= Exercise aim =
Please copy all of the lines below exactly as they appear, leaving out the pictures.

= Provided records =

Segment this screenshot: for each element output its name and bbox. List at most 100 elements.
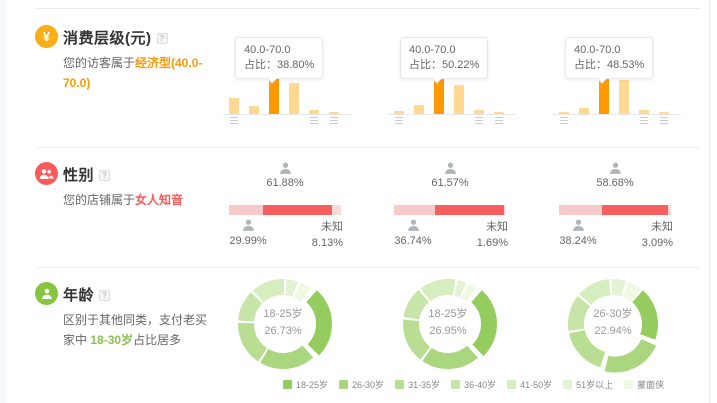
bar[interactable] xyxy=(289,76,299,114)
age-title-text: 年龄 xyxy=(63,287,95,304)
person-icon xyxy=(35,282,58,305)
donut-segment-31-35岁[interactable] xyxy=(403,319,431,360)
bar[interactable] xyxy=(454,76,464,114)
donut-segment-18-25岁[interactable] xyxy=(631,290,658,340)
donut-segment-51岁以上[interactable] xyxy=(454,280,467,298)
unknown-segment[interactable] xyxy=(331,205,341,215)
tooltip-range: 40.0-70.0 xyxy=(574,44,621,56)
donut-segment-蒙面侠[interactable] xyxy=(293,282,311,302)
legend-item[interactable]: 36-40岁 xyxy=(451,378,496,391)
donut-segment-51岁以上[interactable] xyxy=(285,279,298,297)
section-age: 年龄? 区别于其他同类，支付老买家中 18-30岁占比居多 18-25岁 26.… xyxy=(0,268,710,403)
bar-chart[interactable] xyxy=(394,76,514,125)
gender-stacked-bar[interactable] xyxy=(559,205,671,215)
female-segment[interactable] xyxy=(435,205,505,215)
female-person-icon xyxy=(609,162,621,174)
age-help-icon[interactable]: ? xyxy=(99,290,111,301)
bar[interactable] xyxy=(329,76,339,125)
bar[interactable] xyxy=(229,76,239,125)
bar[interactable] xyxy=(599,76,609,114)
female-segment[interactable] xyxy=(601,205,668,215)
bar[interactable] xyxy=(249,76,259,114)
male-segment[interactable] xyxy=(229,205,263,215)
donut-center-category: 18-25岁 xyxy=(428,308,468,320)
donut-segment-蒙面侠[interactable] xyxy=(622,281,641,302)
donut-segment-36-40岁[interactable] xyxy=(568,296,591,332)
donut-chart[interactable]: 18-25岁 26.95% xyxy=(394,270,502,378)
consumption-chart-3: 40.0-70.0 占比：48.53% xyxy=(545,9,705,148)
consumption-chart-2: 40.0-70.0 占比：50.22% xyxy=(380,9,540,148)
bar[interactable] xyxy=(269,76,279,114)
male-segment[interactable] xyxy=(559,205,602,215)
donut-segment-41-50岁[interactable] xyxy=(420,279,456,302)
bar[interactable] xyxy=(639,76,649,125)
legend-item[interactable]: 18-25岁 xyxy=(283,378,328,391)
legend-item[interactable]: 26-30岁 xyxy=(339,378,384,391)
donut-segment-36-40岁[interactable] xyxy=(238,292,263,323)
bar[interactable] xyxy=(559,76,569,125)
axis-tick-marks xyxy=(495,117,503,125)
age-title: 年龄? xyxy=(63,284,111,305)
unknown-stat: 未知 8.13% xyxy=(283,219,343,251)
donut-chart[interactable]: 26-30岁 22.94% xyxy=(559,270,667,378)
bar-chart[interactable] xyxy=(559,76,679,125)
bar[interactable] xyxy=(494,76,504,125)
bar[interactable] xyxy=(434,76,444,114)
bar[interactable] xyxy=(394,76,404,125)
donut-segment-41-50岁[interactable] xyxy=(579,279,611,306)
male-percent: 29.99% xyxy=(229,235,267,247)
page-right-edge xyxy=(709,0,710,403)
page-left-edge xyxy=(0,0,7,403)
donut-segment-18-25岁[interactable] xyxy=(470,290,497,356)
gender-chart-2: 61.57% 36.74% 未知 1.69% xyxy=(380,148,540,268)
donut-segment-26-30岁[interactable] xyxy=(260,345,314,369)
female-percent: 61.88% xyxy=(266,177,304,189)
female-stat: 58.68% xyxy=(559,162,671,189)
axis-tick-marks xyxy=(475,117,483,125)
consumption-subtitle-prefix: 您的访客属于 xyxy=(63,56,136,70)
donut-segment-41-50岁[interactable] xyxy=(252,279,285,303)
unknown-percent: 1.69% xyxy=(476,237,508,249)
consumption-subtitle-highlight: 经济型(40.0-70.0) xyxy=(63,56,203,90)
donut-segment-蒙面侠[interactable] xyxy=(461,283,476,302)
female-stat: 61.88% xyxy=(229,162,341,189)
donut-segment-26-30岁[interactable] xyxy=(422,345,478,369)
bar[interactable] xyxy=(579,76,589,114)
legend-item[interactable]: 41-50岁 xyxy=(507,378,552,391)
donut-segment-51岁以上[interactable] xyxy=(611,279,626,297)
legend-item[interactable]: 31-35岁 xyxy=(395,378,440,391)
donut-chart[interactable]: 18-25岁 26.73% xyxy=(229,270,337,378)
bar-tooltip: 40.0-70.0 占比：38.80% xyxy=(235,37,324,79)
unknown-segment[interactable] xyxy=(667,205,671,215)
donut-segment-26-30岁[interactable] xyxy=(604,338,657,373)
female-person-icon xyxy=(444,162,456,174)
donut-segment-18-25岁[interactable] xyxy=(305,290,332,356)
donut-segment-31-35岁[interactable] xyxy=(569,329,606,368)
gender-help-icon[interactable]: ? xyxy=(99,170,111,181)
legend-swatch xyxy=(339,380,349,389)
male-segment[interactable] xyxy=(394,205,436,215)
female-percent: 61.57% xyxy=(431,177,469,189)
bar-chart[interactable] xyxy=(229,76,349,125)
bar[interactable] xyxy=(414,76,424,114)
axis-tick-marks xyxy=(640,117,648,125)
legend-label: 18-25岁 xyxy=(296,380,329,390)
female-segment[interactable] xyxy=(262,205,332,215)
legend-item[interactable]: 51岁以上 xyxy=(563,378,613,391)
bar[interactable] xyxy=(659,76,669,125)
bar[interactable] xyxy=(619,76,629,114)
female-percent: 58.68% xyxy=(596,177,634,189)
bar[interactable] xyxy=(474,76,484,125)
gender-stacked-bar[interactable] xyxy=(229,205,341,215)
age-chart-1: 18-25岁 26.73% xyxy=(215,268,375,403)
donut-segment-36-40岁[interactable] xyxy=(403,290,430,320)
legend-label: 51岁以上 xyxy=(576,380,614,390)
consumption-help-icon[interactable]: ? xyxy=(156,33,168,44)
legend-item[interactable]: 蒙面侠 xyxy=(624,378,664,391)
gender-stacked-bar[interactable] xyxy=(394,205,506,215)
unknown-segment[interactable] xyxy=(504,205,506,215)
tooltip-share: 占比：38.80% xyxy=(244,59,315,71)
bar[interactable] xyxy=(309,76,319,125)
donut-segment-31-35岁[interactable] xyxy=(238,322,268,362)
unknown-percent: 3.09% xyxy=(641,237,673,249)
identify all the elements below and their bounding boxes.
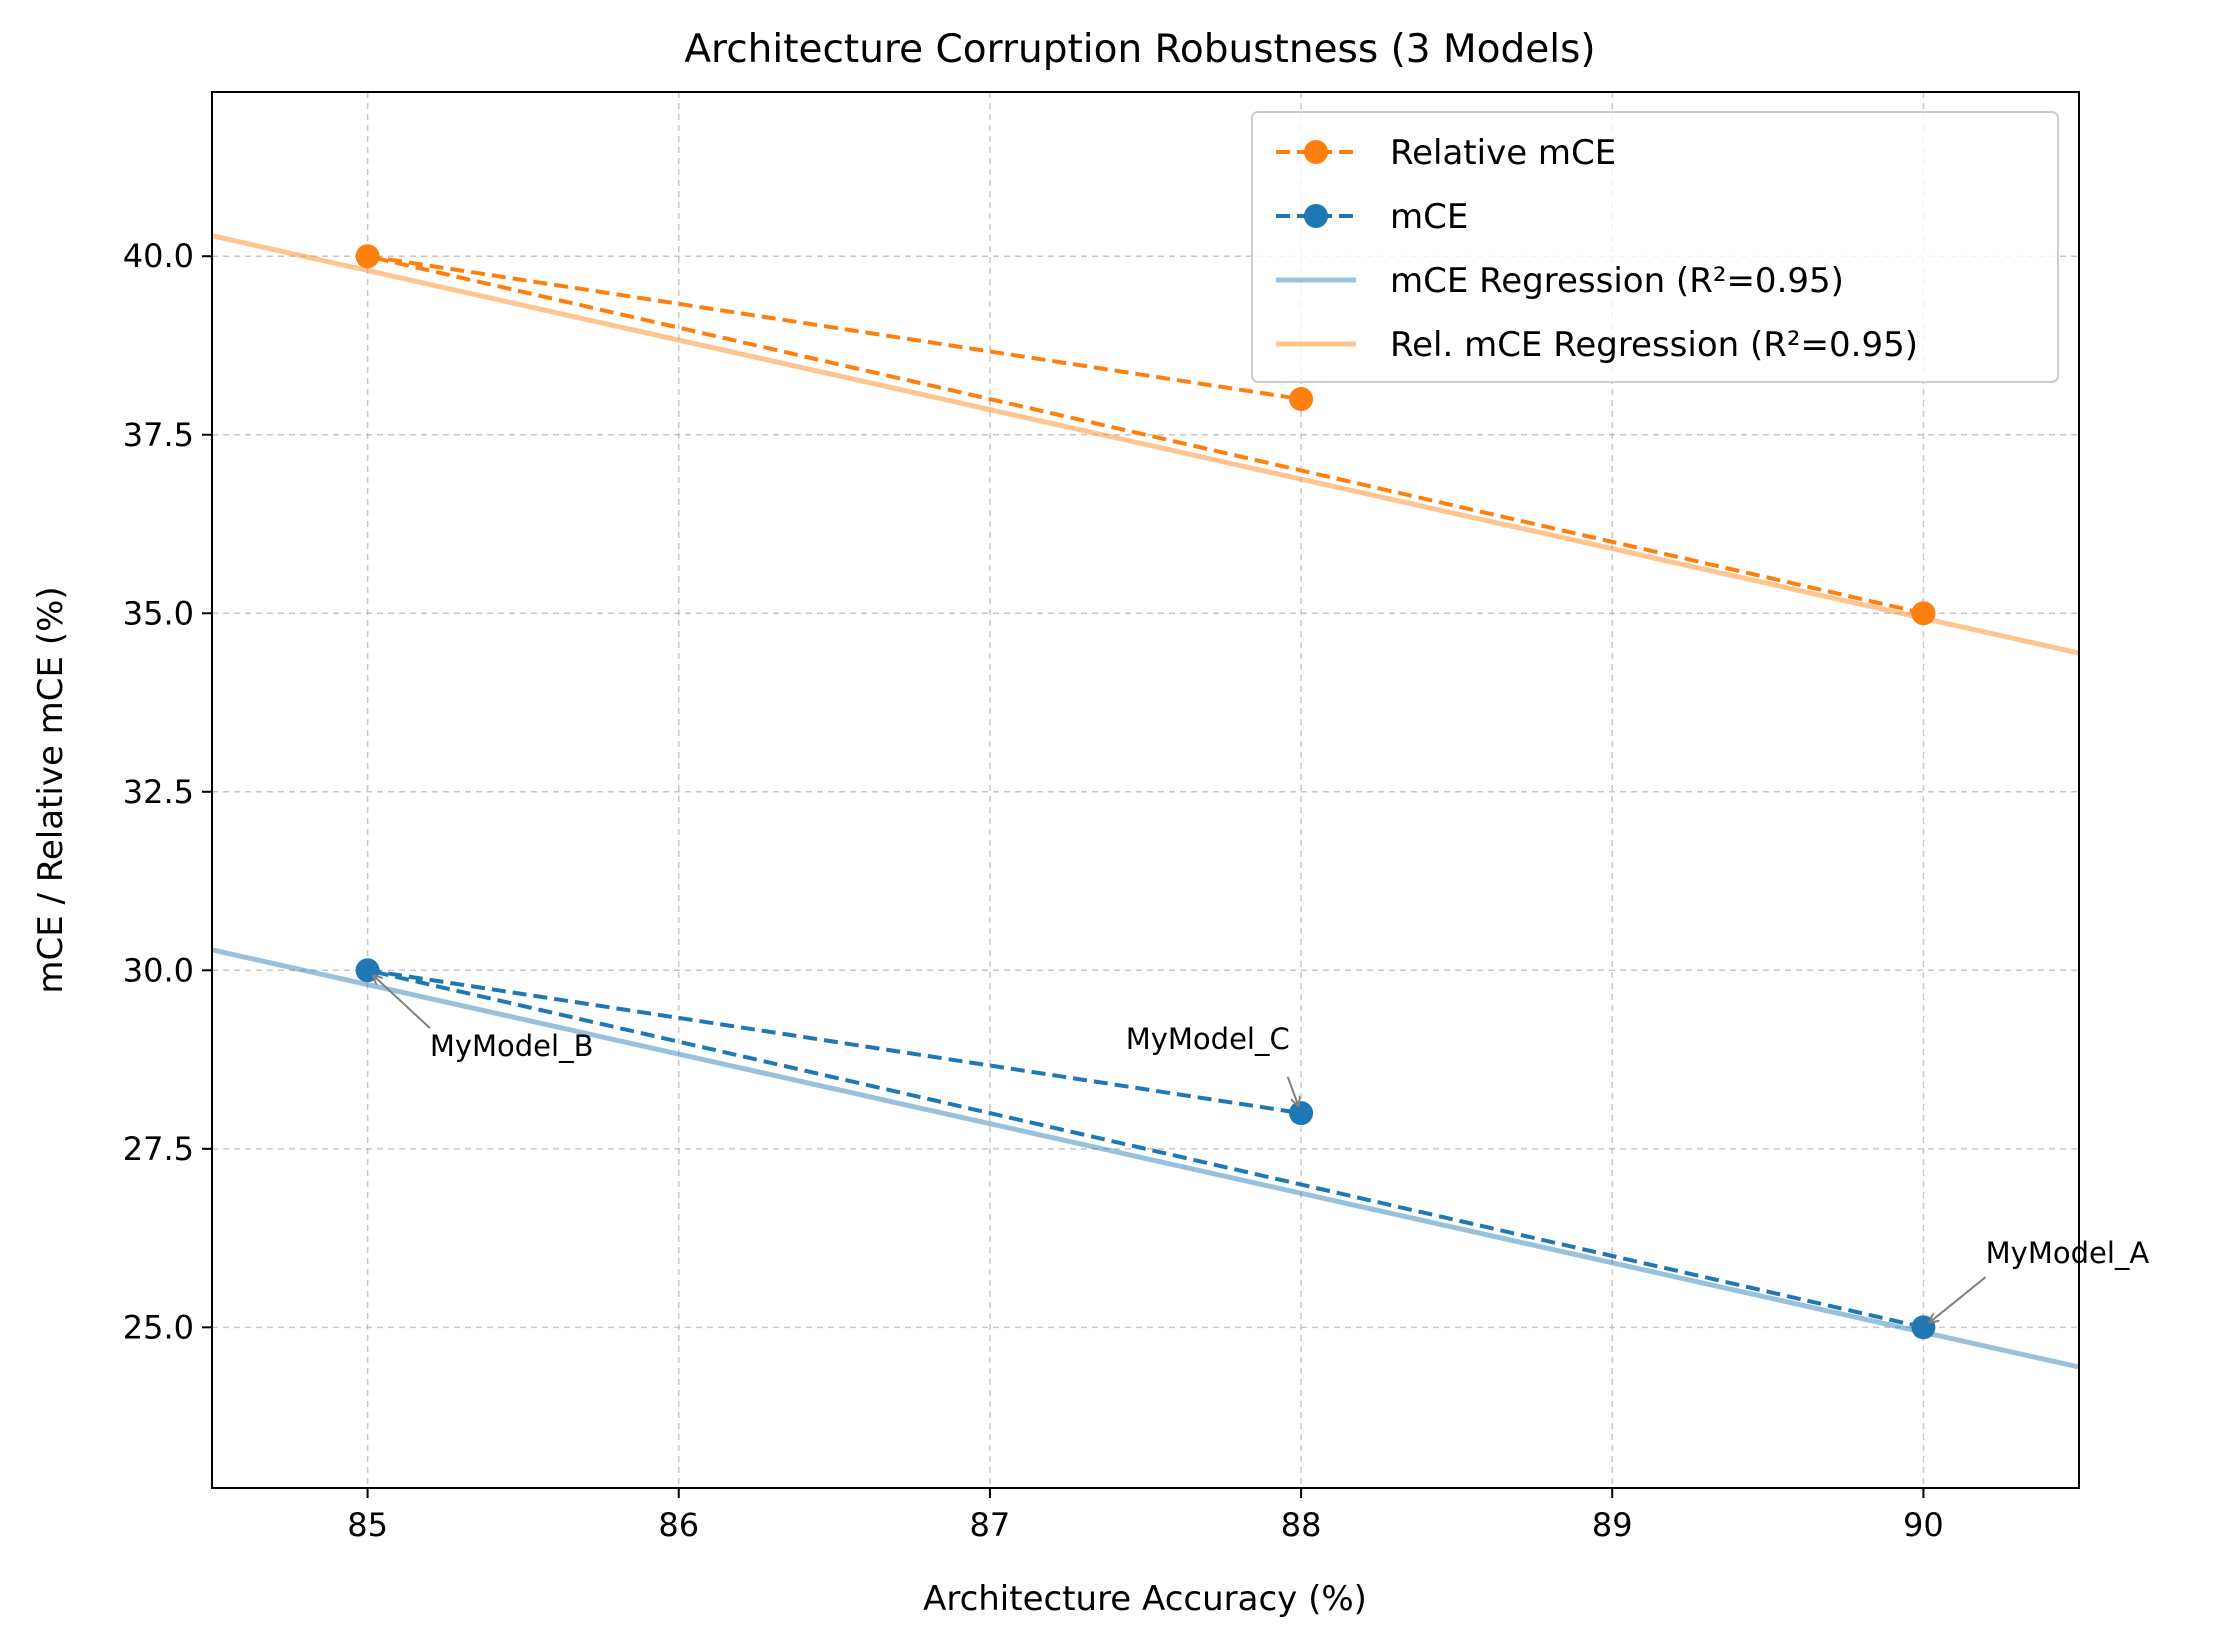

= Task result =
Segment this screenshot: for each element output its name and bbox. List at most 100 elements.
bar[interactable] xyxy=(289,76,299,114)
age-title-text: 年龄 xyxy=(63,287,95,304)
person-icon xyxy=(35,282,58,305)
donut-segment-31-35岁[interactable] xyxy=(403,319,431,360)
bar[interactable] xyxy=(454,76,464,114)
donut-segment-18-25岁[interactable] xyxy=(631,290,658,340)
donut-segment-51岁以上[interactable] xyxy=(454,280,467,298)
unknown-segment[interactable] xyxy=(331,205,341,215)
tooltip-range: 40.0-70.0 xyxy=(574,44,621,56)
donut-segment-蒙面侠[interactable] xyxy=(293,282,311,302)
legend-item[interactable]: 36-40岁 xyxy=(451,378,496,391)
donut-segment-51岁以上[interactable] xyxy=(285,279,298,297)
section-age: 年龄? 区别于其他同类，支付老买家中 18-30岁占比居多 18-25岁 26.… xyxy=(0,268,710,403)
bar-chart[interactable] xyxy=(394,76,514,125)
gender-stacked-bar[interactable] xyxy=(559,205,671,215)
female-segment[interactable] xyxy=(435,205,505,215)
female-person-icon xyxy=(609,162,621,174)
age-help-icon[interactable]: ? xyxy=(99,290,111,301)
bar[interactable] xyxy=(329,76,339,125)
bar[interactable] xyxy=(229,76,239,125)
bar[interactable] xyxy=(599,76,609,114)
female-segment[interactable] xyxy=(601,205,668,215)
bar[interactable] xyxy=(249,76,259,114)
male-segment[interactable] xyxy=(229,205,263,215)
donut-center-category: 18-25岁 xyxy=(428,308,468,320)
donut-segment-蒙面侠[interactable] xyxy=(622,281,641,302)
donut-segment-36-40岁[interactable] xyxy=(568,296,591,332)
donut-chart[interactable]: 18-25岁 26.95% xyxy=(394,270,502,378)
consumption-chart-3: 40.0-70.0 占比：48.53% xyxy=(545,9,705,148)
consumption-chart-2: 40.0-70.0 占比：50.22% xyxy=(380,9,540,148)
bar[interactable] xyxy=(269,76,279,114)
male-segment[interactable] xyxy=(559,205,602,215)
donut-segment-41-50岁[interactable] xyxy=(420,279,456,302)
bar[interactable] xyxy=(639,76,649,125)
legend-item[interactable]: 18-25岁 xyxy=(283,378,328,391)
legend-item[interactable]: 26-30岁 xyxy=(339,378,384,391)
donut-segment-36-40岁[interactable] xyxy=(238,292,263,323)
bar[interactable] xyxy=(559,76,569,125)
axis-tick-marks xyxy=(495,117,503,125)
age-title: 年龄? xyxy=(63,284,111,305)
unknown-stat: 未知 8.13% xyxy=(283,219,343,251)
donut-chart[interactable]: 26-30岁 22.94% xyxy=(559,270,667,378)
bar-chart[interactable] xyxy=(559,76,679,125)
bar[interactable] xyxy=(494,76,504,125)
bar[interactable] xyxy=(434,76,444,114)
bar[interactable] xyxy=(394,76,404,125)
donut-segment-41-50岁[interactable] xyxy=(579,279,611,306)
male-percent: 29.99% xyxy=(229,235,267,247)
page-right-edge xyxy=(709,0,710,403)
page-left-edge xyxy=(0,0,7,403)
donut-segment-18-25岁[interactable] xyxy=(470,290,497,356)
gender-chart-2: 61.57% 36.74% 未知 1.69% xyxy=(380,148,540,268)
donut-segment-26-30岁[interactable] xyxy=(260,345,314,369)
female-percent: 61.88% xyxy=(266,177,304,189)
female-stat: 58.68% xyxy=(559,162,671,189)
axis-tick-marks xyxy=(475,117,483,125)
consumption-subtitle-prefix: 您的访客属于 xyxy=(63,56,136,70)
donut-segment-41-50岁[interactable] xyxy=(252,279,285,303)
unknown-percent: 1.69% xyxy=(476,237,508,249)
consumption-subtitle-highlight: 经济型(40.0-70.0) xyxy=(63,56,203,90)
donut-segment-蒙面侠[interactable] xyxy=(461,283,476,302)
female-stat: 61.88% xyxy=(229,162,341,189)
donut-segment-26-30岁[interactable] xyxy=(422,345,478,369)
bar[interactable] xyxy=(579,76,589,114)
legend-item[interactable]: 41-50岁 xyxy=(507,378,552,391)
donut-segment-51岁以上[interactable] xyxy=(611,279,626,297)
legend-item[interactable]: 31-35岁 xyxy=(395,378,440,391)
donut-chart[interactable]: 18-25岁 26.73% xyxy=(229,270,337,378)
bar-tooltip: 40.0-70.0 占比：38.80% xyxy=(235,37,324,79)
unknown-segment[interactable] xyxy=(667,205,671,215)
donut-segment-26-30岁[interactable] xyxy=(604,338,657,373)
female-person-icon xyxy=(444,162,456,174)
donut-segment-18-25岁[interactable] xyxy=(305,290,332,356)
donut-segment-31-35岁[interactable] xyxy=(569,329,606,368)
gender-help-icon[interactable]: ? xyxy=(99,170,111,181)
legend-swatch xyxy=(339,380,349,389)
male-segment[interactable] xyxy=(394,205,436,215)
female-percent: 61.57% xyxy=(431,177,469,189)
bar-chart[interactable] xyxy=(229,76,349,125)
bar[interactable] xyxy=(414,76,424,114)
axis-tick-marks xyxy=(640,117,648,125)
legend-label: 18-25岁 xyxy=(296,380,329,390)
female-segment[interactable] xyxy=(262,205,332,215)
legend-item[interactable]: 51岁以上 xyxy=(563,378,613,391)
bar[interactable] xyxy=(659,76,669,125)
bar[interactable] xyxy=(619,76,629,114)
female-percent: 58.68% xyxy=(596,177,634,189)
bar[interactable] xyxy=(474,76,484,125)
gender-stacked-bar[interactable] xyxy=(229,205,341,215)
age-chart-1: 18-25岁 26.73% xyxy=(215,268,375,403)
donut-segment-36-40岁[interactable] xyxy=(403,290,430,320)
legend-label: 51岁以上 xyxy=(576,380,614,390)
consumption-help-icon[interactable]: ? xyxy=(156,33,168,44)
legend-item[interactable]: 蒙面侠 xyxy=(624,378,664,391)
gender-stacked-bar[interactable] xyxy=(394,205,506,215)
unknown-segment[interactable] xyxy=(504,205,506,215)
tooltip-share: 占比：38.80% xyxy=(244,59,315,71)
bar[interactable] xyxy=(309,76,319,125)
donut-segment-31-35岁[interactable] xyxy=(238,322,268,362)
unknown-percent: 3.09% xyxy=(641,237,673,249)
identify all the elements below and their bounding boxes.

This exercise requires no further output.